- [TASK TO CARRY OUT] Lines containing the string "screenshot" are to be collected in full.
___ STORED RECORDS ___
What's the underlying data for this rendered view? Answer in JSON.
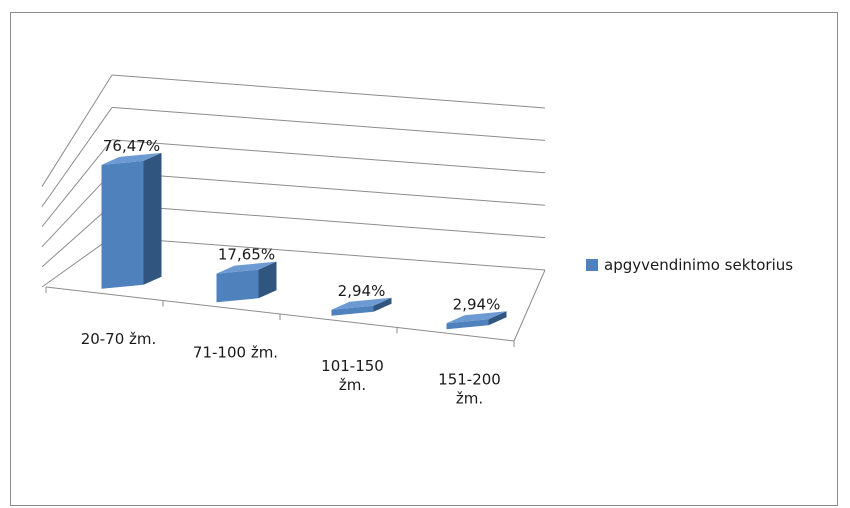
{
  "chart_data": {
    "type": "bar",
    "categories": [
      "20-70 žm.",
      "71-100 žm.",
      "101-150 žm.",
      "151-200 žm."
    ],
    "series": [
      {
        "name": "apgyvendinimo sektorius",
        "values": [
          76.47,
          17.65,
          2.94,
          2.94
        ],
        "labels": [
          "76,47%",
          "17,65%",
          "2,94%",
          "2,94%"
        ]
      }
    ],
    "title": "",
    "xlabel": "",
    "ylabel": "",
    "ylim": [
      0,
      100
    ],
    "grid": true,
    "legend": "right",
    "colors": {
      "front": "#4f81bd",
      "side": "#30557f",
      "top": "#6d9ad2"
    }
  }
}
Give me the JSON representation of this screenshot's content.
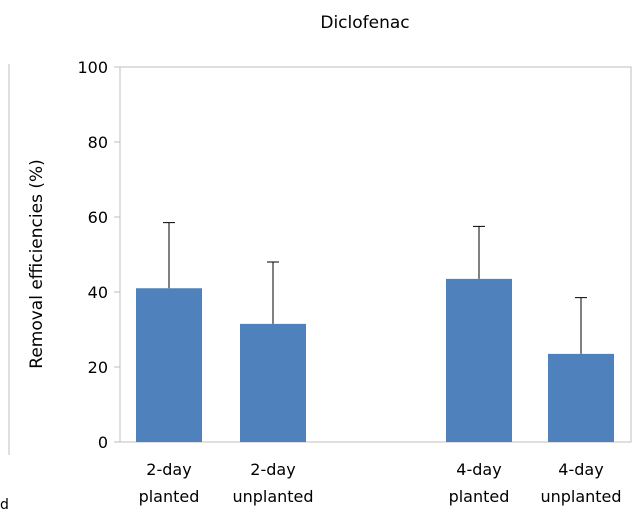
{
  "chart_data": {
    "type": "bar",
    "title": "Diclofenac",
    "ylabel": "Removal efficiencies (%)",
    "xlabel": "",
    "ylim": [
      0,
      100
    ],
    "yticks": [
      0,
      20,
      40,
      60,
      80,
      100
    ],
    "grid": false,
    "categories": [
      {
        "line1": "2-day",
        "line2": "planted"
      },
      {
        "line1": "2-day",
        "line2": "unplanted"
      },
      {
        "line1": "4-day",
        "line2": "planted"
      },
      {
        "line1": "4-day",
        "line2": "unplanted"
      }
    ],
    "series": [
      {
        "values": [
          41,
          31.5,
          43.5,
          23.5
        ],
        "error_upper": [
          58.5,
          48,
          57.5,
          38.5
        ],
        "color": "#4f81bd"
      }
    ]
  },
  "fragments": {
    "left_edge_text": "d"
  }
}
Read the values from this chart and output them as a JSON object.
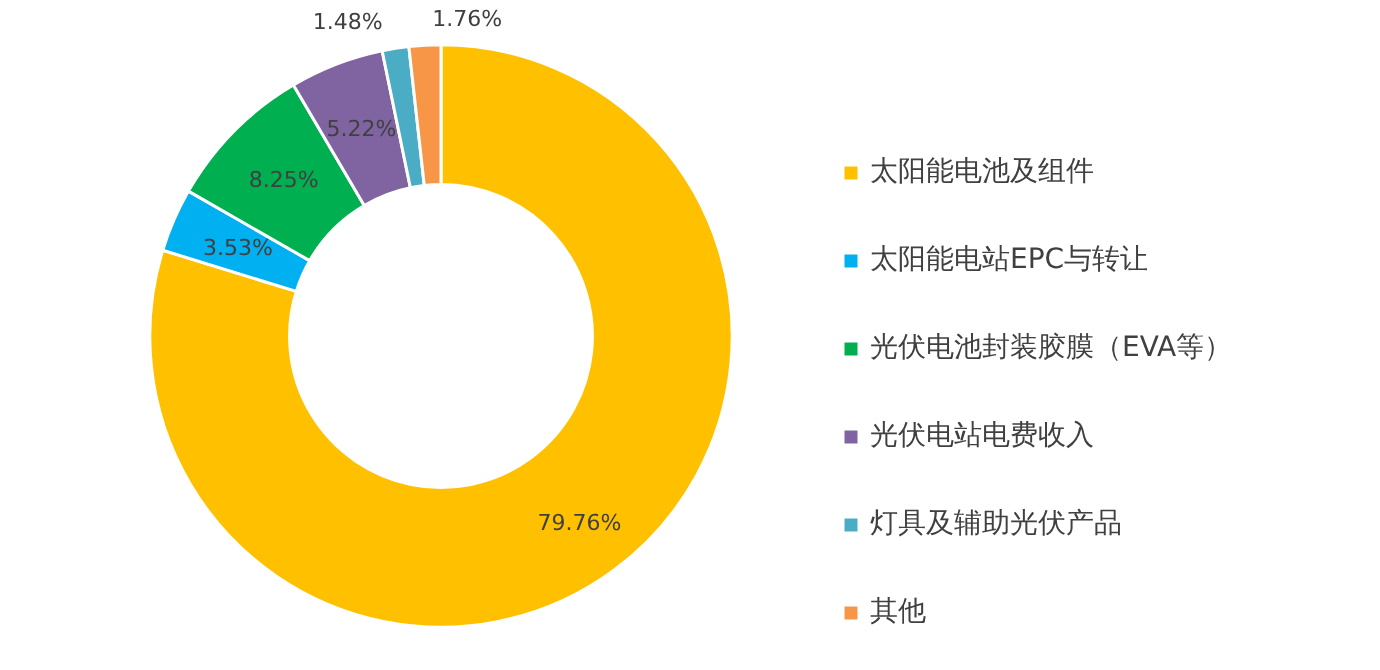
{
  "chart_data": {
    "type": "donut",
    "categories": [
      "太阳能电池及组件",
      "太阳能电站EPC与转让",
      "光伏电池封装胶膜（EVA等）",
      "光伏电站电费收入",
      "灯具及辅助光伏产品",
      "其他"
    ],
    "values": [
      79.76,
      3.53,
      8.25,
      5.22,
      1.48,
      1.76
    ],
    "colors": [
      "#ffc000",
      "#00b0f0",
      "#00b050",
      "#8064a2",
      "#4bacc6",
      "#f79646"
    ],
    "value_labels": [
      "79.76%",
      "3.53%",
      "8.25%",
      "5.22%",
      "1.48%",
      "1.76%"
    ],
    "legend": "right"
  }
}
___
___ STORED RECORDS ___
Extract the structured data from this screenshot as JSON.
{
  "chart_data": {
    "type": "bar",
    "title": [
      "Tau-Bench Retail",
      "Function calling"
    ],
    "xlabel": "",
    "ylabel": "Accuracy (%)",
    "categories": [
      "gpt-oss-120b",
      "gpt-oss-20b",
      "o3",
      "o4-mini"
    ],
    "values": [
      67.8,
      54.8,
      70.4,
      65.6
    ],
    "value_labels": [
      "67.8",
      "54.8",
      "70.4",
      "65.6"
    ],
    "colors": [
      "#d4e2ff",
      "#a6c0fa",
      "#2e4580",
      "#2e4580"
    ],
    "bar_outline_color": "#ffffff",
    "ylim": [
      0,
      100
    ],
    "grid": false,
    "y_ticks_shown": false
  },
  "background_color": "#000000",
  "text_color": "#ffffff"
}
___
- [SOLVED PROBLEM]
Give me the JSON representation of this screenshot's content.
Extract the structured data from this screenshot as JSON.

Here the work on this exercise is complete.